### Data for processing
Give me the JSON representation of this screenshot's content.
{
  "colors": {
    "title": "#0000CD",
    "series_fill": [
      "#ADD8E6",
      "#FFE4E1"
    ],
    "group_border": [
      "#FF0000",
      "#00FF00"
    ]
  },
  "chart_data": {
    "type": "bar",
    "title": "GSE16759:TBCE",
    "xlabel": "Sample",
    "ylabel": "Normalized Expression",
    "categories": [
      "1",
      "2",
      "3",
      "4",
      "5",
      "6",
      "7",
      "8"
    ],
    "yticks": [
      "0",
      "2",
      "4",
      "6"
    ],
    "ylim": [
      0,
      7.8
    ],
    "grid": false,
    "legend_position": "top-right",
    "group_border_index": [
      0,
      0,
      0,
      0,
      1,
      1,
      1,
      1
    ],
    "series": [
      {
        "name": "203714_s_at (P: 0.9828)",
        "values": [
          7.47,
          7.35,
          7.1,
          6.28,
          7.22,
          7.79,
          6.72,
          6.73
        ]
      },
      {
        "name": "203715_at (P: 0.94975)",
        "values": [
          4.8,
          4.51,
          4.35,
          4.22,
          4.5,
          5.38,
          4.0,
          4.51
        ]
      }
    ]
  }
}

### Problem details
Quote the entire listing above exactly.

### The reply
Give me the JSON representation of this screenshot's content.
{
  "colors": {
    "title": "#0000CD",
    "series_fill": [
      "#ADD8E6",
      "#FFE4E1"
    ],
    "group_border": [
      "#FF0000",
      "#00FF00"
    ]
  },
  "chart_data": {
    "type": "bar",
    "title": "GSE16759:TBCE",
    "xlabel": "Sample",
    "ylabel": "Normalized Expression",
    "categories": [
      "1",
      "2",
      "3",
      "4",
      "5",
      "6",
      "7",
      "8"
    ],
    "yticks": [
      "0",
      "2",
      "4",
      "6"
    ],
    "ylim": [
      0,
      7.8
    ],
    "grid": false,
    "legend_position": "top-right",
    "group_border_index": [
      0,
      0,
      0,
      0,
      1,
      1,
      1,
      1
    ],
    "series": [
      {
        "name": "203714_s_at (P: 0.9828)",
        "values": [
          7.47,
          7.35,
          7.1,
          6.28,
          7.22,
          7.79,
          6.72,
          6.73
        ]
      },
      {
        "name": "203715_at (P: 0.94975)",
        "values": [
          4.8,
          4.51,
          4.35,
          4.22,
          4.5,
          5.38,
          4.0,
          4.51
        ]
      }
    ]
  }
}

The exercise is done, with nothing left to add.